-- Start --
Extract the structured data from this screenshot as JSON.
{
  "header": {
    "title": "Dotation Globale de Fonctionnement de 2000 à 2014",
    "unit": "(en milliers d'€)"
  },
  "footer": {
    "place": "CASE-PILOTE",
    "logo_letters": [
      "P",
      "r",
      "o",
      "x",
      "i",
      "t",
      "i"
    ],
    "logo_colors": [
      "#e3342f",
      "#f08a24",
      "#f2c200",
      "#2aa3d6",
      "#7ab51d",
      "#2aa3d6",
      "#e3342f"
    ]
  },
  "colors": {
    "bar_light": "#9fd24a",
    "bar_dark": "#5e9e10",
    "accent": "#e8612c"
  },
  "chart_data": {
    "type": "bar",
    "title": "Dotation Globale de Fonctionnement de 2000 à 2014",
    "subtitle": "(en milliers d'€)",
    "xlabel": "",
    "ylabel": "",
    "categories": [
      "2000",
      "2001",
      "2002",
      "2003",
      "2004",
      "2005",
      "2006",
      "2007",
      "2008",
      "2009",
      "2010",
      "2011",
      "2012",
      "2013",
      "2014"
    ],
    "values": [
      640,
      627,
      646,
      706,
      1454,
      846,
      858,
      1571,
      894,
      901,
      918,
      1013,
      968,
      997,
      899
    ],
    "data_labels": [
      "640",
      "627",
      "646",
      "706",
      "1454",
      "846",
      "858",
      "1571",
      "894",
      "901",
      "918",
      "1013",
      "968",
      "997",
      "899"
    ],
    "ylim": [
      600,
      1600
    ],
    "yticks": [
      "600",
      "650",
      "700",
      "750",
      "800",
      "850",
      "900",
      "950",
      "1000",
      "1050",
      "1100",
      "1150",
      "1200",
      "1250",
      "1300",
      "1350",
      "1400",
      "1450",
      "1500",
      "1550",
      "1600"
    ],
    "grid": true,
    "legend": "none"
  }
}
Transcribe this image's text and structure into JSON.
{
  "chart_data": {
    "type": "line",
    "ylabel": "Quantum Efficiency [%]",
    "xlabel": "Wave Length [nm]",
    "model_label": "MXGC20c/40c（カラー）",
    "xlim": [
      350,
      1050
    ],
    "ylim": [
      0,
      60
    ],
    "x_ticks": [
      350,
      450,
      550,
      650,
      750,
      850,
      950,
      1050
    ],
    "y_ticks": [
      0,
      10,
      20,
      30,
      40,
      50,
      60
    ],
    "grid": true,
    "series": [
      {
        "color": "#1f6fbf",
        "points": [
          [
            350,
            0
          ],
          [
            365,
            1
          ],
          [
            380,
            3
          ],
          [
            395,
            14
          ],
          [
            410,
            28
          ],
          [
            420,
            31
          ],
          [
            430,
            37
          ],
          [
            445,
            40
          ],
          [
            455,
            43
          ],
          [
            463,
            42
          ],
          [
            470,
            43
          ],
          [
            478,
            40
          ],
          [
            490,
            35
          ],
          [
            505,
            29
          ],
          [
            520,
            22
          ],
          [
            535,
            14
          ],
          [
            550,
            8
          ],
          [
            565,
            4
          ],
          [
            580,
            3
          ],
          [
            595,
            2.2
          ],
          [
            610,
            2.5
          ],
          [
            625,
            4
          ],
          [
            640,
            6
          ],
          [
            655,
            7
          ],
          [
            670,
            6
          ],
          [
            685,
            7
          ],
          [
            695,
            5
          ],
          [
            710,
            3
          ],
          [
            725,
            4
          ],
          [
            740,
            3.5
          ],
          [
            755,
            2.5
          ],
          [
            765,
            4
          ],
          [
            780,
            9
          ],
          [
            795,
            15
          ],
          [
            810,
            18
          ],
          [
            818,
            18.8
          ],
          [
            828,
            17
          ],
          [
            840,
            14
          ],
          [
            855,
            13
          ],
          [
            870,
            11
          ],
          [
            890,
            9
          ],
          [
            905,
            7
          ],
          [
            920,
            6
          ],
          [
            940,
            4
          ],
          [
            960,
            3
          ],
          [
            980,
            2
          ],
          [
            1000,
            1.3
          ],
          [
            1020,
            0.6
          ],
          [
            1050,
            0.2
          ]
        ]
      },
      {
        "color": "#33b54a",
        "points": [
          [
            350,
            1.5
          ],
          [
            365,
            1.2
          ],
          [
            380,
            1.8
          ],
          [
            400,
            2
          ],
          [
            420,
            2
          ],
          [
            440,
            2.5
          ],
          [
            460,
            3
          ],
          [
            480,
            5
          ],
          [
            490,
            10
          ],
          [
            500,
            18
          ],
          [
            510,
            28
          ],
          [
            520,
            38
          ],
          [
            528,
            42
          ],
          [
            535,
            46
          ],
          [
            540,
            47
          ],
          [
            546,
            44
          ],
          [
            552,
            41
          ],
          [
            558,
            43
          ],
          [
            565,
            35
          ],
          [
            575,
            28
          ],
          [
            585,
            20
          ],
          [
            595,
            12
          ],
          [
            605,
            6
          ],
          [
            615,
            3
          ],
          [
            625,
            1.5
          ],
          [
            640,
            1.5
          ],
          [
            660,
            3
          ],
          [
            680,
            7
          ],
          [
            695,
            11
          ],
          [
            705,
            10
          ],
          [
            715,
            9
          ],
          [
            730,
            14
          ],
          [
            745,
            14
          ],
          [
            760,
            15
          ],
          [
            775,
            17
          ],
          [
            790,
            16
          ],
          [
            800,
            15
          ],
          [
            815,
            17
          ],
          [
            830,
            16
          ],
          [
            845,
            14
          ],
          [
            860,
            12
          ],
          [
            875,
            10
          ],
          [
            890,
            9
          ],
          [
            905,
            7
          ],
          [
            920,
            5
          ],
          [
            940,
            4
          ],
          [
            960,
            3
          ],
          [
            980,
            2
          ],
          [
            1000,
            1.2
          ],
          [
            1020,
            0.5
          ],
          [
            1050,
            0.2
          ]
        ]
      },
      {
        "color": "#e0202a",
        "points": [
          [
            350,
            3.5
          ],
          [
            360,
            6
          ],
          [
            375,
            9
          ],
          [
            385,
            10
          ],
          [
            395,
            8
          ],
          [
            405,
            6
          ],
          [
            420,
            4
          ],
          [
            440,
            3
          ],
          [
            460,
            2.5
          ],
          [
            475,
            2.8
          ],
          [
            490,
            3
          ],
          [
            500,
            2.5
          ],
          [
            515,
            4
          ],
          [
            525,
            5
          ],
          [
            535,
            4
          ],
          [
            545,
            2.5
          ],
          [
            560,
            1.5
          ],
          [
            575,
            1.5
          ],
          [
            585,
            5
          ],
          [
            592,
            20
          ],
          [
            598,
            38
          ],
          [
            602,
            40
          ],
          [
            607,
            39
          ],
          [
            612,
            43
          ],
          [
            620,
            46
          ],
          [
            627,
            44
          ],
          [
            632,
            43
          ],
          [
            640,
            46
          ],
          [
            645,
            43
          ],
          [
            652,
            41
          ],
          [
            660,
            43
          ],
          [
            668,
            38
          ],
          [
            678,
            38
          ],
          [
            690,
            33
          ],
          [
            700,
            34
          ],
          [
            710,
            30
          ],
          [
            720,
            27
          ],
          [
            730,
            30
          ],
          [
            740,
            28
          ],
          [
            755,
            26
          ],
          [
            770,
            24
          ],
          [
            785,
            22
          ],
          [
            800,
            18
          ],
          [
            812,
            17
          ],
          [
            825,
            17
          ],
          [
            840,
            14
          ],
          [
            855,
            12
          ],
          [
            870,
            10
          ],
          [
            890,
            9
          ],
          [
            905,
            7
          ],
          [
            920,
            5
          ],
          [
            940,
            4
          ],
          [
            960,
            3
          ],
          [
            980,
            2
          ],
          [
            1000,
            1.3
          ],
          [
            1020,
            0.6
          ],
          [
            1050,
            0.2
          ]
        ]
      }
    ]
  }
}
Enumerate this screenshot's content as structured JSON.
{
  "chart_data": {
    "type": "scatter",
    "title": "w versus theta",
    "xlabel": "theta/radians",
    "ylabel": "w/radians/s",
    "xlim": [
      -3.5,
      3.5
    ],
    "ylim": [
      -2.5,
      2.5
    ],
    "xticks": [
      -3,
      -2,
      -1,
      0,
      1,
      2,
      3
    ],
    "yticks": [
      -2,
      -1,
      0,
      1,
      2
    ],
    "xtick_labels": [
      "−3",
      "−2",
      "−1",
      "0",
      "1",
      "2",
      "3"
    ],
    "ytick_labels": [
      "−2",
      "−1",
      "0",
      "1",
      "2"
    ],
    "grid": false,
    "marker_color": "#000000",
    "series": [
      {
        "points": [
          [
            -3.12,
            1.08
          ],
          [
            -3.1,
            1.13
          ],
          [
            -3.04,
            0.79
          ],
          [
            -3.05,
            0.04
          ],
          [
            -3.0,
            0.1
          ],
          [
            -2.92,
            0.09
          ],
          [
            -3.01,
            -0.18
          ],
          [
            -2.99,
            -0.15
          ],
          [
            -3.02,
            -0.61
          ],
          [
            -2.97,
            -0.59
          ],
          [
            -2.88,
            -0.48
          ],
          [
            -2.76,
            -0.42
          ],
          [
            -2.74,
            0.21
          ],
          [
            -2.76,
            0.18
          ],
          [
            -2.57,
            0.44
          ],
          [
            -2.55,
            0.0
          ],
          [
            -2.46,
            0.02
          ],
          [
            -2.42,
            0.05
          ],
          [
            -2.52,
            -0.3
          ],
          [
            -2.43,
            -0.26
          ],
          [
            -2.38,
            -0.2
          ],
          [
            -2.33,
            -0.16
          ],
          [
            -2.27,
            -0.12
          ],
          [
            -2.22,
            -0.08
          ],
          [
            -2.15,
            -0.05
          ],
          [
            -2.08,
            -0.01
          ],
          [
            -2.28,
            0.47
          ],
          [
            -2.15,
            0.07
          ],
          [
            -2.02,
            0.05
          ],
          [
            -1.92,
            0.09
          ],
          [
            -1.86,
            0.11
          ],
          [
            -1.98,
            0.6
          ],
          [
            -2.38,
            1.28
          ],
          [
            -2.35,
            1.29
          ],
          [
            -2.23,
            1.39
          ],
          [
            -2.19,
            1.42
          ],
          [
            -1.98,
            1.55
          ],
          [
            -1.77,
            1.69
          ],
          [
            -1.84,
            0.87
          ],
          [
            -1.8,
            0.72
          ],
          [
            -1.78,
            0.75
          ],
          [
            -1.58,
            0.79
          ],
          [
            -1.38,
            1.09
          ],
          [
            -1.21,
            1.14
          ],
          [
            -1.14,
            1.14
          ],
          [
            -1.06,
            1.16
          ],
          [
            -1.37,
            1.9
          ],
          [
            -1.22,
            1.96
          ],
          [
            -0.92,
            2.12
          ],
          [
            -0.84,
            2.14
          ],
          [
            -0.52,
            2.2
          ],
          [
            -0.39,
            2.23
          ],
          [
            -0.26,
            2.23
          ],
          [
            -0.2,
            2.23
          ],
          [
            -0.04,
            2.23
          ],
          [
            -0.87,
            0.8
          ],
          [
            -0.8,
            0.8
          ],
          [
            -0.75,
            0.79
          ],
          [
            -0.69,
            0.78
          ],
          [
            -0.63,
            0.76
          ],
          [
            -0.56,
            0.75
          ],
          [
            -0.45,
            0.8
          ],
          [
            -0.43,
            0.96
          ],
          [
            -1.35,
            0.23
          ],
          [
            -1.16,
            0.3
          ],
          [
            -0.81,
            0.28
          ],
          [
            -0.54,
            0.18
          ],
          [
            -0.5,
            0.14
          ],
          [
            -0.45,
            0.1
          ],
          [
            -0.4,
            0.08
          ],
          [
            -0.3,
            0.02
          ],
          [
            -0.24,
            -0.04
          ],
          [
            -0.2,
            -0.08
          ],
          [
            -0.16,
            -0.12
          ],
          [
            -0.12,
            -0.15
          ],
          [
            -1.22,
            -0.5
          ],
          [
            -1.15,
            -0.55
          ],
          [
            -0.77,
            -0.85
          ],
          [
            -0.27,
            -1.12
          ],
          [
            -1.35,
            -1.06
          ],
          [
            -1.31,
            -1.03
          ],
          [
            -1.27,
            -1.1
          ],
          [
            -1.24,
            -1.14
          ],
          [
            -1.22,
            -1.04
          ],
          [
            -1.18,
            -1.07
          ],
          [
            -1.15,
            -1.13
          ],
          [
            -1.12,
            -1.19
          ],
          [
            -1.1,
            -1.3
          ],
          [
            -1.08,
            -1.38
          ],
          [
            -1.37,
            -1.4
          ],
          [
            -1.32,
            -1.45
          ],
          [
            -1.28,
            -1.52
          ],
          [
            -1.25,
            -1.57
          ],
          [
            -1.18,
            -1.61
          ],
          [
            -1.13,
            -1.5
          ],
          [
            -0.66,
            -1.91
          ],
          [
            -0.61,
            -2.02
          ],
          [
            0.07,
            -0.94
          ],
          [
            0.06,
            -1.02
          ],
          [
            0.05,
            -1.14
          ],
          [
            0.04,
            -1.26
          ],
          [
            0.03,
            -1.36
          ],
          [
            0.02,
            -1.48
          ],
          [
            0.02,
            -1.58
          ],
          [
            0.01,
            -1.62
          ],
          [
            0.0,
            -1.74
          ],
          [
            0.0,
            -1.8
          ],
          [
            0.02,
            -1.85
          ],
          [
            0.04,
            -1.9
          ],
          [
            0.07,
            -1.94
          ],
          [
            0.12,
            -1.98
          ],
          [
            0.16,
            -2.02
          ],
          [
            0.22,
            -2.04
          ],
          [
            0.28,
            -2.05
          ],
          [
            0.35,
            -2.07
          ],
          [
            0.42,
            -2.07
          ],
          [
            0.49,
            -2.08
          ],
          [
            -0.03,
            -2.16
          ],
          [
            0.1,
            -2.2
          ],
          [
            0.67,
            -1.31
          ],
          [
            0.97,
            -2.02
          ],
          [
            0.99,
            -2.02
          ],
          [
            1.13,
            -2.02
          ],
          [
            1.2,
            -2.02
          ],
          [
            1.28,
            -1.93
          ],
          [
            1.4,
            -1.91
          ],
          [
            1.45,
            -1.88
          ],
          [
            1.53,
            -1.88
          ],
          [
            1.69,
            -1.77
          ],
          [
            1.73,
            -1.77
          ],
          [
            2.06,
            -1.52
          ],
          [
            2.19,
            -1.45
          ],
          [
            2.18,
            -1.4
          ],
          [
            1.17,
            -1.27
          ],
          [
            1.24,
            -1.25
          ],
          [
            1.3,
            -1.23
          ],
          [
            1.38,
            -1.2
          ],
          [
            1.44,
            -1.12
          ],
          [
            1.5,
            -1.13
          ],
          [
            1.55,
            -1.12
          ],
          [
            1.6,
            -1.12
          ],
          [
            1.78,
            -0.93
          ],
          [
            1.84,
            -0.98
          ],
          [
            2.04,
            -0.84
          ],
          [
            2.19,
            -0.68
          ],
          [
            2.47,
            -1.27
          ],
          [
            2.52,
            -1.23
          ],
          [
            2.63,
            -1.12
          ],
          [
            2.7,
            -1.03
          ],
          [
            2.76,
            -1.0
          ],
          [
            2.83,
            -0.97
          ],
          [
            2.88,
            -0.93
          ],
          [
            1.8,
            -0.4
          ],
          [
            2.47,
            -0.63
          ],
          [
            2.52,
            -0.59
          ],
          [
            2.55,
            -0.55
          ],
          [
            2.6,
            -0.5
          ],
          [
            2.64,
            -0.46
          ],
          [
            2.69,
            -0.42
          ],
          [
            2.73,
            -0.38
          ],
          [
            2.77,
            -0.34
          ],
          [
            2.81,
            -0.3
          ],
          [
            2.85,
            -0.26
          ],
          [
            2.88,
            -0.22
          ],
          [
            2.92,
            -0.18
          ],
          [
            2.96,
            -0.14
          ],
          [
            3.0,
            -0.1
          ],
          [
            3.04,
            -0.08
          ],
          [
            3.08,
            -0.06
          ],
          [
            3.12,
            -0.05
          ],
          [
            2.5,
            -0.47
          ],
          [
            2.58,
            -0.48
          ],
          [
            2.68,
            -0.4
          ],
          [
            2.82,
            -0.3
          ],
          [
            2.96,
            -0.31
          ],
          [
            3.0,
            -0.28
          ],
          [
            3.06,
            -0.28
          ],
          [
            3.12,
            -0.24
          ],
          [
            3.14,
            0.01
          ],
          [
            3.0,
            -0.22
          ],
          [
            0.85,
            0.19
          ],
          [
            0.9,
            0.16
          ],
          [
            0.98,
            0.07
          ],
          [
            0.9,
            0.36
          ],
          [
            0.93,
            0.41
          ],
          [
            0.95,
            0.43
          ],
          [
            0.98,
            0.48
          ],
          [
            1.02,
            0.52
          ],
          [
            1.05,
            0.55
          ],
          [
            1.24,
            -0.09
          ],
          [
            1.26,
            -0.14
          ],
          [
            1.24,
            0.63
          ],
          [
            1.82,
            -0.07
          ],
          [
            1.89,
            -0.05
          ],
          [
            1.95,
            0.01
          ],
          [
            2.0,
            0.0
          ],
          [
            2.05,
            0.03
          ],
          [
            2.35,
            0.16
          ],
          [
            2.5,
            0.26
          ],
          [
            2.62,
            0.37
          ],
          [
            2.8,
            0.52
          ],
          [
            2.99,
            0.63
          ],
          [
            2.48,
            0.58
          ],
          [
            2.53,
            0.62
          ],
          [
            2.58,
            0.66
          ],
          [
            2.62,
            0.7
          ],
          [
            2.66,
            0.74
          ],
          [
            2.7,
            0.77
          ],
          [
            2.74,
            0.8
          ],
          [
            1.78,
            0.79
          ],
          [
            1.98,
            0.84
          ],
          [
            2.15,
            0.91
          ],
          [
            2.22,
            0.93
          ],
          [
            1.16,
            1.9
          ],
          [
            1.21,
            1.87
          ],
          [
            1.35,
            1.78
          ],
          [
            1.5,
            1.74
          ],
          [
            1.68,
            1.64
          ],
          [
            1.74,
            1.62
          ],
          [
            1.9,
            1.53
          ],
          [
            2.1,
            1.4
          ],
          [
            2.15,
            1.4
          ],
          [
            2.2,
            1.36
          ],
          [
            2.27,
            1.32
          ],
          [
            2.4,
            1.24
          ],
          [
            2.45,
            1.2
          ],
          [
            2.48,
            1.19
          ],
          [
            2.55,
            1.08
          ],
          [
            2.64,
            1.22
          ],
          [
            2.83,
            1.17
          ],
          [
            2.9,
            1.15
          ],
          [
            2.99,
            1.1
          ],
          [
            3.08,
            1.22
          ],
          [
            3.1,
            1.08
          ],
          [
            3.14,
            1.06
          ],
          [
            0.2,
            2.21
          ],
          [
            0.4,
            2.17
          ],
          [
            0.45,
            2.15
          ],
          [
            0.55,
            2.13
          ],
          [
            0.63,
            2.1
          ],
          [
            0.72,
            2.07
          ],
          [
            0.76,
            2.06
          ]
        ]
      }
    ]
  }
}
-- End --
[Given exercise] Write out every line of the listing that holds the word "JSON".

[Result below]
Extract the structured data from this screenshot as JSON.
Transcribe this image's text and structure into JSON.
Enumerate this screenshot's content as structured JSON.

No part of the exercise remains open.